* WORK TO DO
Pick out every line holding the string "JSON" and copy it.

* ENTRIES
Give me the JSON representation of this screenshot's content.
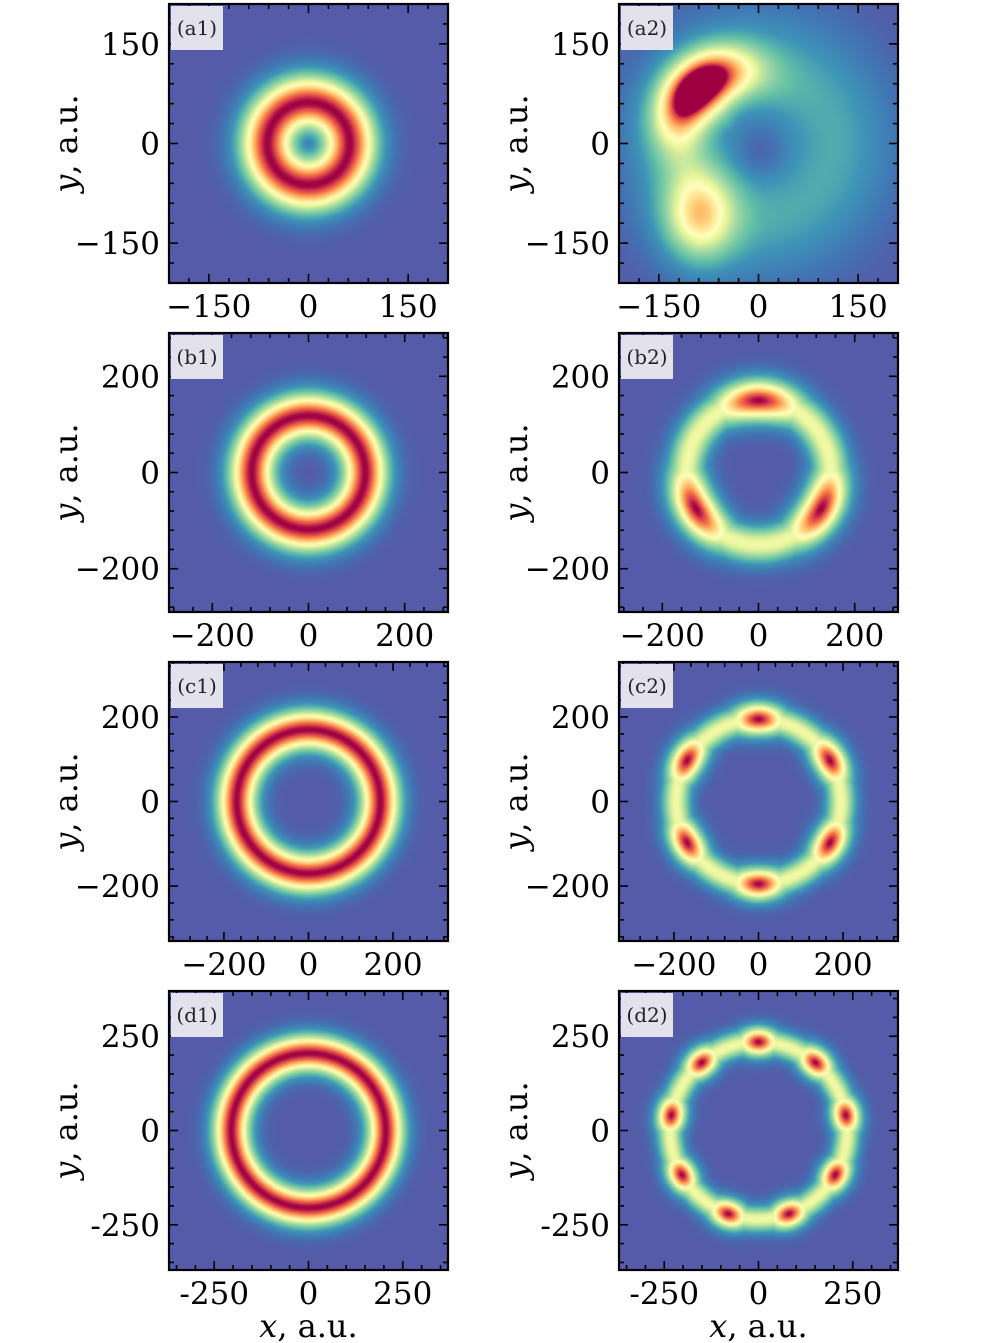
{
  "chart_data": [
    {
      "type": "heatmap",
      "panel": "(a1)",
      "x_ticks": [
        "−150",
        "0",
        "150"
      ],
      "y_ticks": [
        "150",
        "0",
        "−150"
      ],
      "tick_values": [
        -150,
        0,
        150
      ],
      "extent": [
        -210,
        210
      ],
      "ylabel_var": "y",
      "ylabel_unit": ", a.u.",
      "pattern": {
        "kind": "ring",
        "r1": 62,
        "w1": 44,
        "inner": 0.55
      }
    },
    {
      "type": "heatmap",
      "panel": "(a2)",
      "x_ticks": [
        "−150",
        "0",
        "150"
      ],
      "y_ticks": [
        "150",
        "0",
        "−150"
      ],
      "tick_values": [
        -150,
        0,
        150
      ],
      "extent": [
        -210,
        210
      ],
      "ylabel_var": "y",
      "ylabel_unit": ", a.u.",
      "pattern": {
        "kind": "crescent"
      }
    },
    {
      "type": "heatmap",
      "panel": "(b1)",
      "x_ticks": [
        "−200",
        "0",
        "200"
      ],
      "y_ticks": [
        "200",
        "0",
        "−200"
      ],
      "tick_values": [
        -200,
        0,
        200
      ],
      "extent": [
        -290,
        290
      ],
      "ylabel_var": "y",
      "ylabel_unit": ", a.u.",
      "pattern": {
        "kind": "ring",
        "r1": 118,
        "w1": 50,
        "inner": 0.2
      }
    },
    {
      "type": "heatmap",
      "panel": "(b2)",
      "x_ticks": [
        "−200",
        "0",
        "200"
      ],
      "y_ticks": [
        "200",
        "0",
        "−200"
      ],
      "tick_values": [
        -200,
        0,
        200
      ],
      "extent": [
        -290,
        290
      ],
      "ylabel_var": "y",
      "ylabel_unit": ", a.u.",
      "pattern": {
        "kind": "petals",
        "n": 3,
        "r": 150,
        "w": 45,
        "phase": 1.5708
      }
    },
    {
      "type": "heatmap",
      "panel": "(c1)",
      "x_ticks": [
        "−200",
        "0",
        "200"
      ],
      "y_ticks": [
        "200",
        "0",
        "−200"
      ],
      "tick_values": [
        -200,
        0,
        200
      ],
      "extent": [
        -330,
        330
      ],
      "ylabel_var": "y",
      "ylabel_unit": ", a.u.",
      "pattern": {
        "kind": "ring",
        "r1": 170,
        "w1": 50,
        "inner": 0.1
      }
    },
    {
      "type": "heatmap",
      "panel": "(c2)",
      "x_ticks": [
        "−200",
        "0",
        "200"
      ],
      "y_ticks": [
        "200",
        "0",
        "−200"
      ],
      "tick_values": [
        -200,
        0,
        200
      ],
      "extent": [
        -330,
        330
      ],
      "ylabel_var": "y",
      "ylabel_unit": ", a.u.",
      "pattern": {
        "kind": "petals",
        "n": 6,
        "r": 195,
        "w": 40,
        "phase": 1.5708
      }
    },
    {
      "type": "heatmap",
      "panel": "(d1)",
      "x_ticks": [
        "-250",
        "0",
        "250"
      ],
      "y_ticks": [
        "250",
        "0",
        "-250"
      ],
      "tick_values": [
        -250,
        0,
        250
      ],
      "extent": [
        -370,
        370
      ],
      "ylabel_var": "y",
      "ylabel_unit": ", a.u.",
      "xlabel_var": "x",
      "xlabel_unit": ", a.u.",
      "pattern": {
        "kind": "ring",
        "r1": 205,
        "w1": 52,
        "inner": 0.05
      }
    },
    {
      "type": "heatmap",
      "panel": "(d2)",
      "x_ticks": [
        "-250",
        "0",
        "250"
      ],
      "y_ticks": [
        "250",
        "0",
        "-250"
      ],
      "tick_values": [
        -250,
        0,
        250
      ],
      "extent": [
        -370,
        370
      ],
      "ylabel_var": "y",
      "ylabel_unit": ", a.u.",
      "xlabel_var": "x",
      "xlabel_unit": ", a.u.",
      "pattern": {
        "kind": "petals",
        "n": 9,
        "r": 235,
        "w": 40,
        "phase": 1.5708
      }
    }
  ]
}
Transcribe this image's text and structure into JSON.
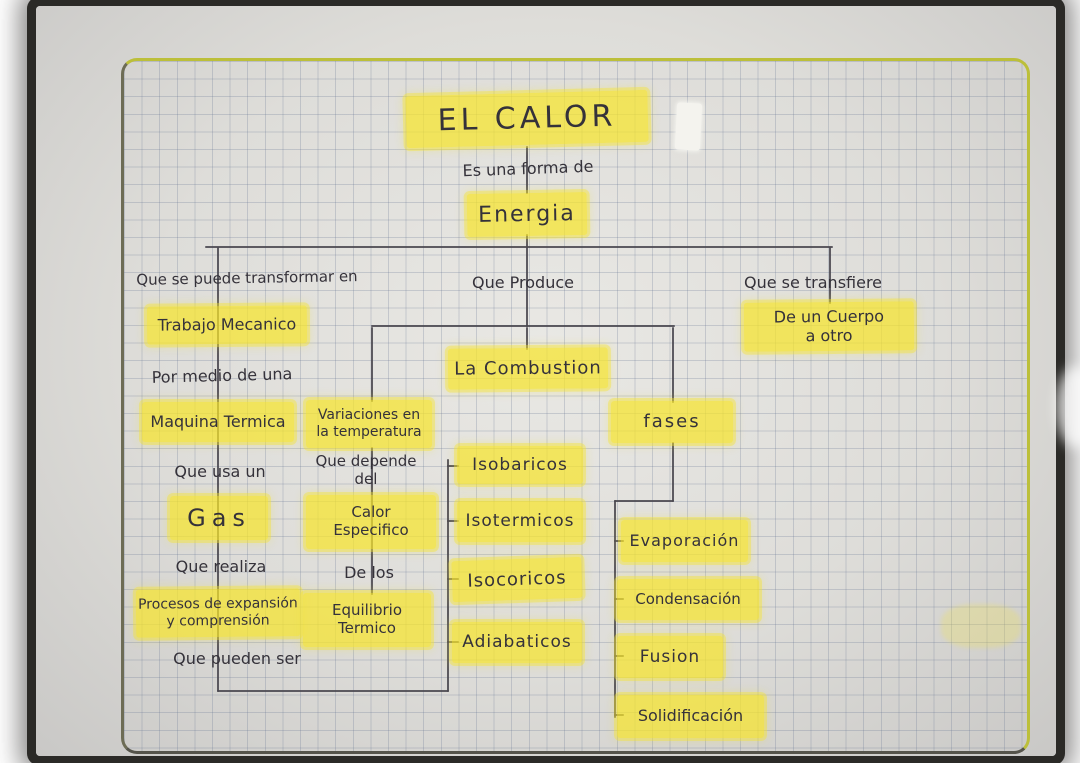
{
  "palette": {
    "highlight": "#f6e42b",
    "ink": "#35323a",
    "connector": "#4a4850",
    "grid_line": "#8e9ab3",
    "paper": "#e4e3df",
    "frame_border": "#bcbf3a",
    "backdrop": "#2b2a27"
  },
  "diagram": {
    "title": "EL CALOR",
    "nodes": [
      {
        "id": "title",
        "text": "EL CALOR",
        "type": "highlight"
      },
      {
        "id": "forma_label",
        "text": "Es una forma de",
        "type": "label"
      },
      {
        "id": "energia",
        "text": "Energia",
        "type": "highlight"
      },
      {
        "id": "branch1_label",
        "text": "Que se puede transformar en",
        "type": "label"
      },
      {
        "id": "trabajo",
        "text": "Trabajo Mecanico",
        "type": "highlight"
      },
      {
        "id": "medio_label",
        "text": "Por medio de una",
        "type": "label"
      },
      {
        "id": "maquina",
        "text": "Maquina Termica",
        "type": "highlight"
      },
      {
        "id": "usa_label",
        "text": "Que usa un",
        "type": "label"
      },
      {
        "id": "gas",
        "text": "Gas",
        "type": "highlight"
      },
      {
        "id": "realiza_label",
        "text": "Que realiza",
        "type": "label"
      },
      {
        "id": "procesos",
        "text": "Procesos de expansión\ny comprensión",
        "type": "highlight"
      },
      {
        "id": "pueden_label",
        "text": "Que pueden ser",
        "type": "label"
      },
      {
        "id": "variaciones",
        "text": "Variaciones en\nla temperatura",
        "type": "highlight"
      },
      {
        "id": "depende_label",
        "text": "Que depende del",
        "type": "label"
      },
      {
        "id": "calor_especifico",
        "text": "Calor\nEspecifico",
        "type": "highlight"
      },
      {
        "id": "delos_label",
        "text": "De los",
        "type": "label"
      },
      {
        "id": "equilibrio",
        "text": "Equilibrio\nTermico",
        "type": "highlight"
      },
      {
        "id": "produce_label",
        "text": "Que Produce",
        "type": "label"
      },
      {
        "id": "combustion",
        "text": "La Combustion",
        "type": "highlight"
      },
      {
        "id": "isobaricos",
        "text": "Isobaricos",
        "type": "highlight"
      },
      {
        "id": "isotermicos",
        "text": "Isotermicos",
        "type": "highlight"
      },
      {
        "id": "isocoricos",
        "text": "Isocoricos",
        "type": "highlight"
      },
      {
        "id": "adiabaticos",
        "text": "Adiabaticos",
        "type": "highlight"
      },
      {
        "id": "transfiere_label",
        "text": "Que se transfiere",
        "type": "label"
      },
      {
        "id": "cuerpo",
        "text": "De un Cuerpo\na otro",
        "type": "highlight"
      },
      {
        "id": "fases",
        "text": "fases",
        "type": "highlight"
      },
      {
        "id": "evaporacion",
        "text": "Evaporación",
        "type": "highlight"
      },
      {
        "id": "condensacion",
        "text": "Condensación",
        "type": "highlight"
      },
      {
        "id": "fusion",
        "text": "Fusion",
        "type": "highlight"
      },
      {
        "id": "solidificacion",
        "text": "Solidificación",
        "type": "highlight"
      }
    ]
  }
}
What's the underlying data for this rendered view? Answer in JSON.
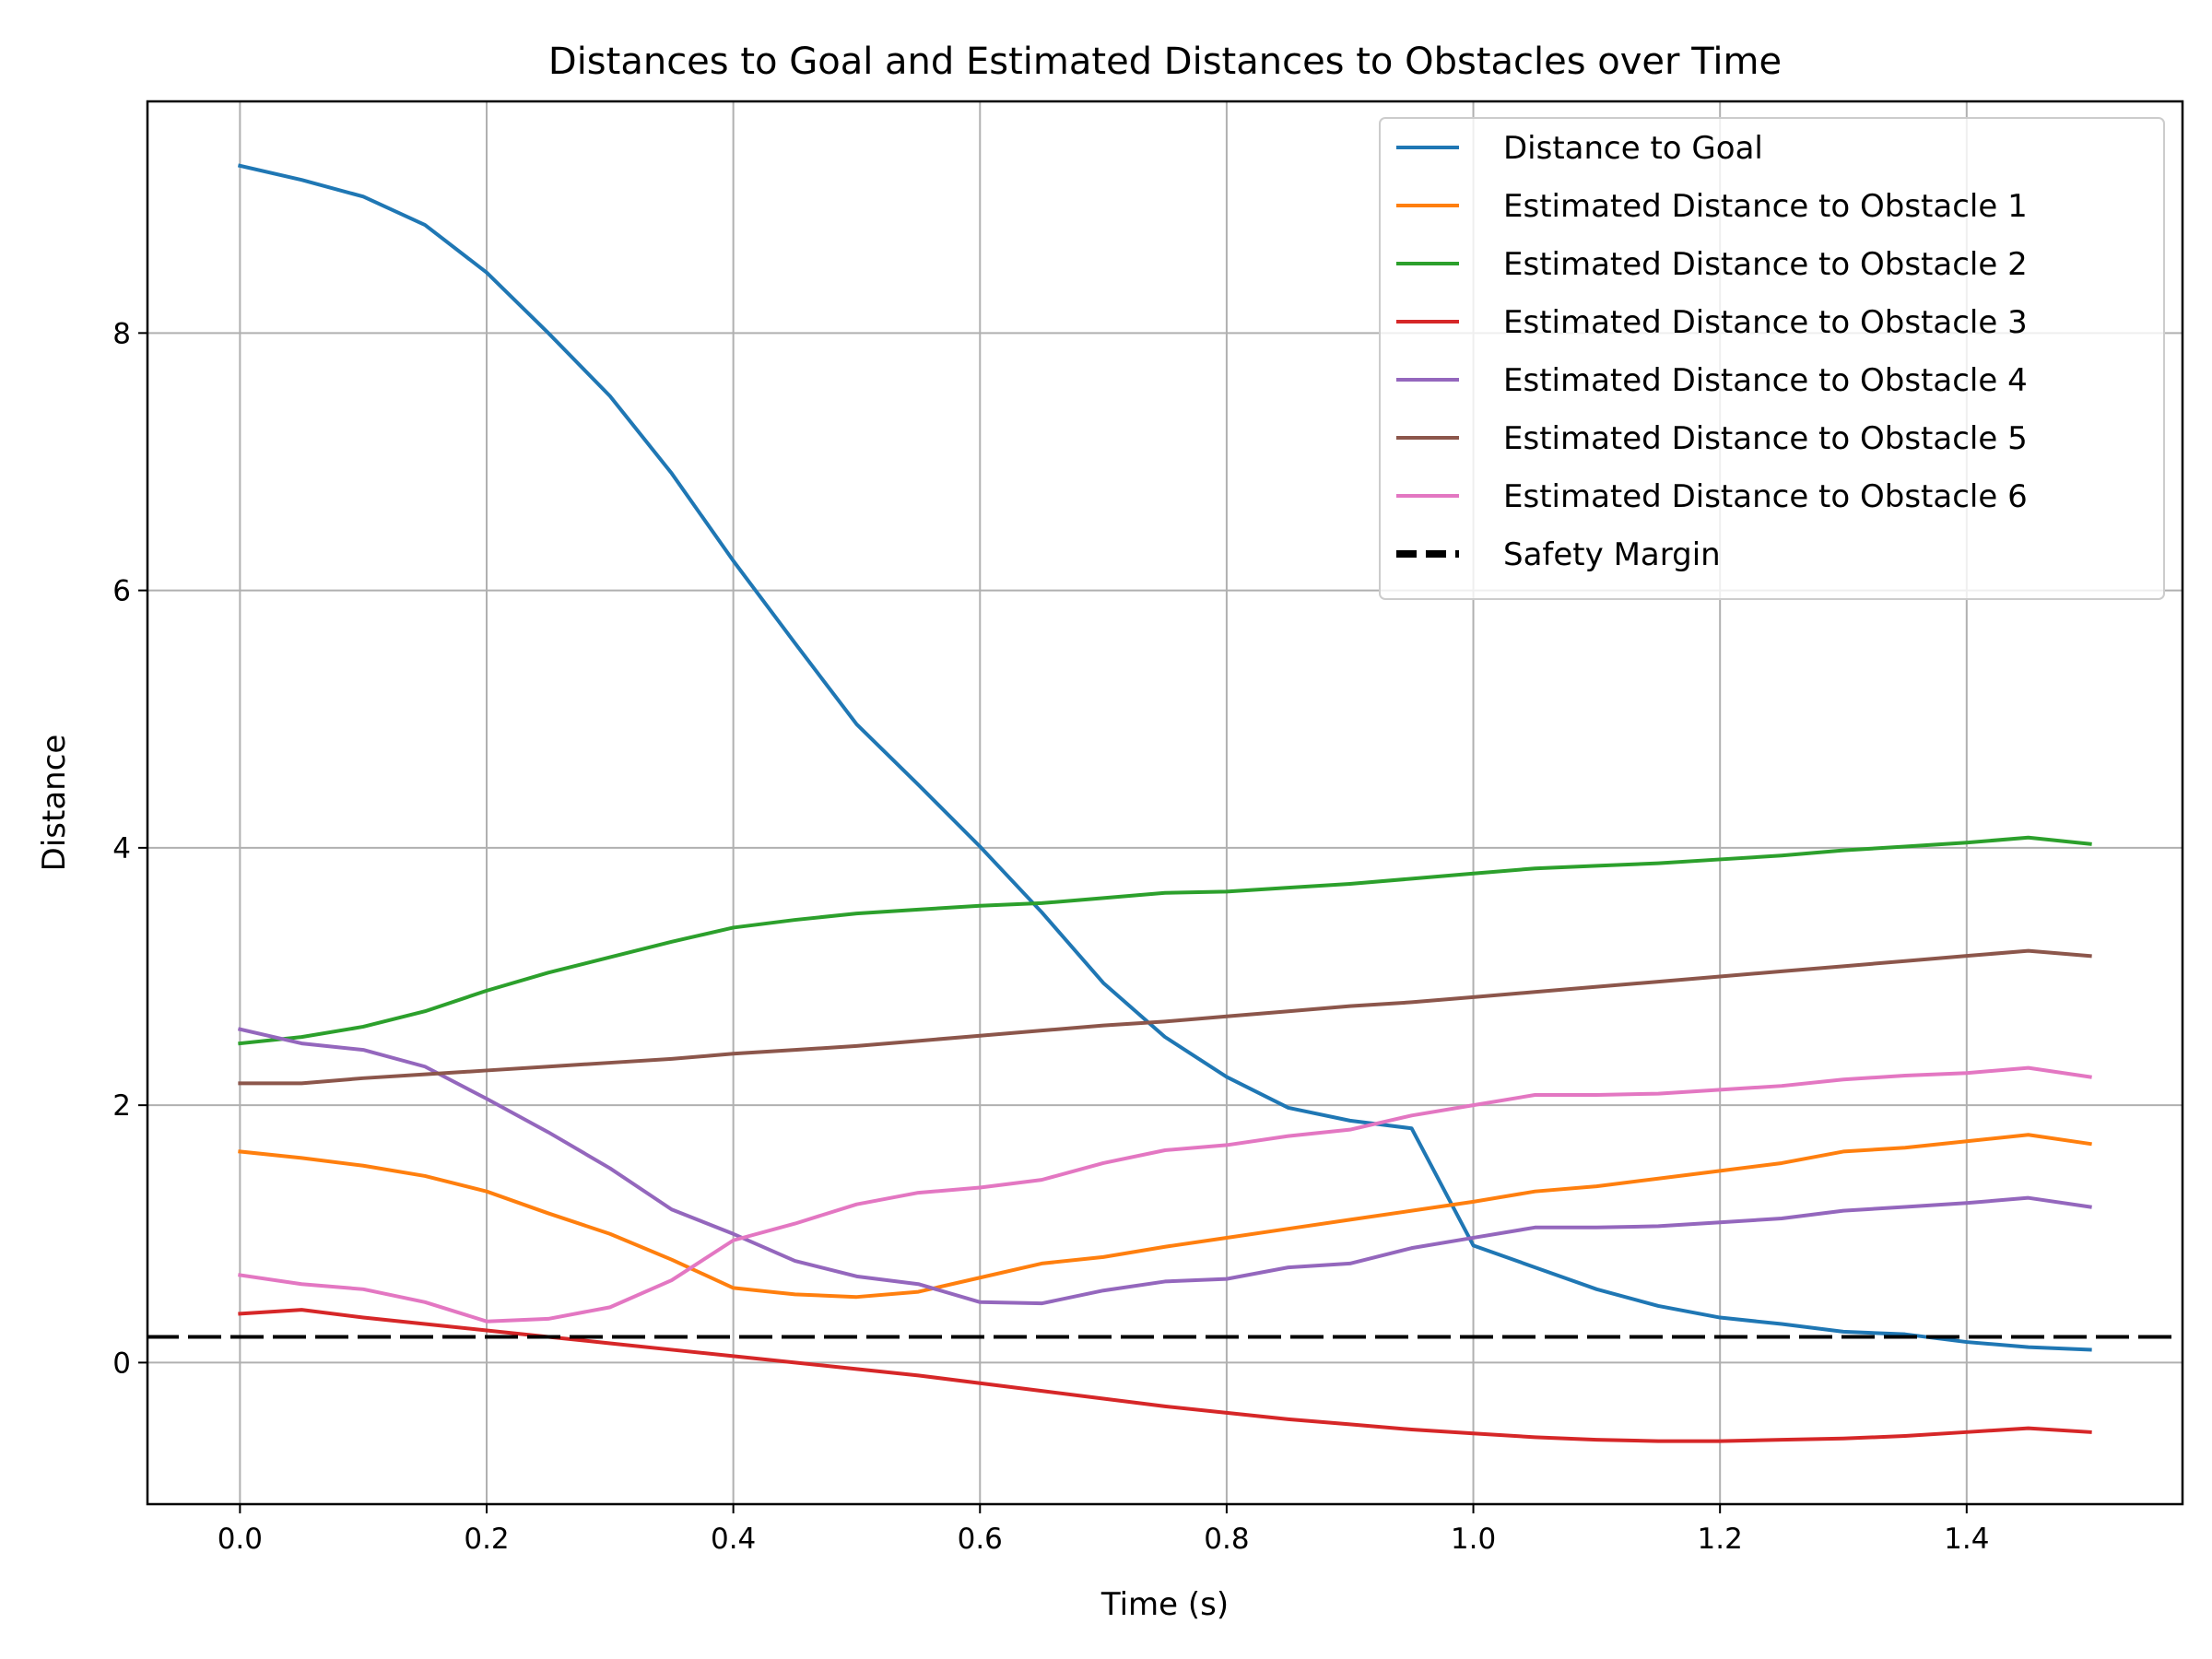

* RESPONSE BELOW
Give me the JSON representation of this screenshot's content.
Transcribe this image's text and structure into JSON.
What's the underlying data for this rendered view? Answer in JSON.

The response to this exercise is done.